Exercise
Will you give the material below again, every line exactly as it is?
>> begin
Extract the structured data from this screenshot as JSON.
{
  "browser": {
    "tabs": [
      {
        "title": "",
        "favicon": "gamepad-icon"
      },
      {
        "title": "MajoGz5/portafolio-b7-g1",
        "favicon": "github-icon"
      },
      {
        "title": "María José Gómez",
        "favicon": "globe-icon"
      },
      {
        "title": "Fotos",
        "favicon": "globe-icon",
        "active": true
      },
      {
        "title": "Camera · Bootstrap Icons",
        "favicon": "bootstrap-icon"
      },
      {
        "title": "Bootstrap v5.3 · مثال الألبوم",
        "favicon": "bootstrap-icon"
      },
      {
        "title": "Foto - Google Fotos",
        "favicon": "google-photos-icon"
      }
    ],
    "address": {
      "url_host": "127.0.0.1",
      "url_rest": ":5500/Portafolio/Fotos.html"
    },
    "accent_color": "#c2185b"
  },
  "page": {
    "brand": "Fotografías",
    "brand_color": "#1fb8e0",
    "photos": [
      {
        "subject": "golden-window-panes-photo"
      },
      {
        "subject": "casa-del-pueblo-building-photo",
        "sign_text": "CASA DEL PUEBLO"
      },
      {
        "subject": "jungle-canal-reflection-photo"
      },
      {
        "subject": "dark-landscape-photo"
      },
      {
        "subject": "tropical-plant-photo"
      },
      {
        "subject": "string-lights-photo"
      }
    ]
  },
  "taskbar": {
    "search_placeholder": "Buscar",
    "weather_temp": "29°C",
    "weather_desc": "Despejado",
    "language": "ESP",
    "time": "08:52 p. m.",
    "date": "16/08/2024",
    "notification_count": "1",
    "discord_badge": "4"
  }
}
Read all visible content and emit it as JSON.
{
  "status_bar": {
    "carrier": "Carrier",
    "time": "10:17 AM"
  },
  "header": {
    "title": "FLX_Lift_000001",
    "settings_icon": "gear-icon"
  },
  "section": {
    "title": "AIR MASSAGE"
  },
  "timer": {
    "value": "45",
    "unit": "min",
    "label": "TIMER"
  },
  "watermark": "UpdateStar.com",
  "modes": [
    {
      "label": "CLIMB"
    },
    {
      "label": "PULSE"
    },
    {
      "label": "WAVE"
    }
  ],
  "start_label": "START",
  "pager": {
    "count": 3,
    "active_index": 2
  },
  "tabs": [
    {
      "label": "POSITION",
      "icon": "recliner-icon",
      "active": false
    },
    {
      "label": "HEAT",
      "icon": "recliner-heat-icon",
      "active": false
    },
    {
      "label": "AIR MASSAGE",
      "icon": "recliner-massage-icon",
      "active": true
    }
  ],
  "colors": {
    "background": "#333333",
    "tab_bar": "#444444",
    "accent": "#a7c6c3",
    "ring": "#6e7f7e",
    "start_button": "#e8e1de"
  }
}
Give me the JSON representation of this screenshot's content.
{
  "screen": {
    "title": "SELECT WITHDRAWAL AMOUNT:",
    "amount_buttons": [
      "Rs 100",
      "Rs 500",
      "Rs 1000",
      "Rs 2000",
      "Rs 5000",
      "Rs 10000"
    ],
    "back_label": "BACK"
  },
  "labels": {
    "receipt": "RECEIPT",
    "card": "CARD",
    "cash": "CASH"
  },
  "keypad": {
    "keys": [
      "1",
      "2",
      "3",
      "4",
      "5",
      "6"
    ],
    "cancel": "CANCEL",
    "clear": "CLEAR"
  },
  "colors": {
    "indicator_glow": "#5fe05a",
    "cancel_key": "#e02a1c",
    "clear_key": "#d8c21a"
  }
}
>> end
Task solution
Extract the structured data from this screenshot as JSON.
{
  "browser": {
    "tabs": [
      {
        "title": "",
        "favicon": "gamepad-icon"
      },
      {
        "title": "MajoGz5/portafolio-b7-g1",
        "favicon": "github-icon"
      },
      {
        "title": "María José Gómez",
        "favicon": "globe-icon"
      },
      {
        "title": "Fotos",
        "favicon": "globe-icon",
        "active": true
      },
      {
        "title": "Camera · Bootstrap Icons",
        "favicon": "bootstrap-icon"
      },
      {
        "title": "Bootstrap v5.3 · مثال الألبوم",
        "favicon": "bootstrap-icon"
      },
      {
        "title": "Foto - Google Fotos",
        "favicon": "google-photos-icon"
      }
    ],
    "address": {
      "url_host": "127.0.0.1",
      "url_rest": ":5500/Portafolio/Fotos.html"
    },
    "accent_color": "#c2185b"
  },
  "page": {
    "brand": "Fotografías",
    "brand_color": "#1fb8e0",
    "photos": [
      {
        "subject": "golden-window-panes-photo"
      },
      {
        "subject": "casa-del-pueblo-building-photo",
        "sign_text": "CASA DEL PUEBLO"
      },
      {
        "subject": "jungle-canal-reflection-photo"
      },
      {
        "subject": "dark-landscape-photo"
      },
      {
        "subject": "tropical-plant-photo"
      },
      {
        "subject": "string-lights-photo"
      }
    ]
  },
  "taskbar": {
    "search_placeholder": "Buscar",
    "weather_temp": "29°C",
    "weather_desc": "Despejado",
    "language": "ESP",
    "time": "08:52 p. m.",
    "date": "16/08/2024",
    "notification_count": "1",
    "discord_badge": "4"
  }
}
Read all visible content and emit it as JSON.
{
  "status_bar": {
    "carrier": "Carrier",
    "time": "10:17 AM"
  },
  "header": {
    "title": "FLX_Lift_000001",
    "settings_icon": "gear-icon"
  },
  "section": {
    "title": "AIR MASSAGE"
  },
  "timer": {
    "value": "45",
    "unit": "min",
    "label": "TIMER"
  },
  "watermark": "UpdateStar.com",
  "modes": [
    {
      "label": "CLIMB"
    },
    {
      "label": "PULSE"
    },
    {
      "label": "WAVE"
    }
  ],
  "start_label": "START",
  "pager": {
    "count": 3,
    "active_index": 2
  },
  "tabs": [
    {
      "label": "POSITION",
      "icon": "recliner-icon",
      "active": false
    },
    {
      "label": "HEAT",
      "icon": "recliner-heat-icon",
      "active": false
    },
    {
      "label": "AIR MASSAGE",
      "icon": "recliner-massage-icon",
      "active": true
    }
  ],
  "colors": {
    "background": "#333333",
    "tab_bar": "#444444",
    "accent": "#a7c6c3",
    "ring": "#6e7f7e",
    "start_button": "#e8e1de"
  }
}
Give me the JSON representation of this screenshot's content.
{
  "screen": {
    "title": "SELECT WITHDRAWAL AMOUNT:",
    "amount_buttons": [
      "Rs 100",
      "Rs 500",
      "Rs 1000",
      "Rs 2000",
      "Rs 5000",
      "Rs 10000"
    ],
    "back_label": "BACK"
  },
  "labels": {
    "receipt": "RECEIPT",
    "card": "CARD",
    "cash": "CASH"
  },
  "keypad": {
    "keys": [
      "1",
      "2",
      "3",
      "4",
      "5",
      "6"
    ],
    "cancel": "CANCEL",
    "clear": "CLEAR"
  },
  "colors": {
    "indicator_glow": "#5fe05a",
    "cancel_key": "#e02a1c",
    "clear_key": "#d8c21a"
  }
}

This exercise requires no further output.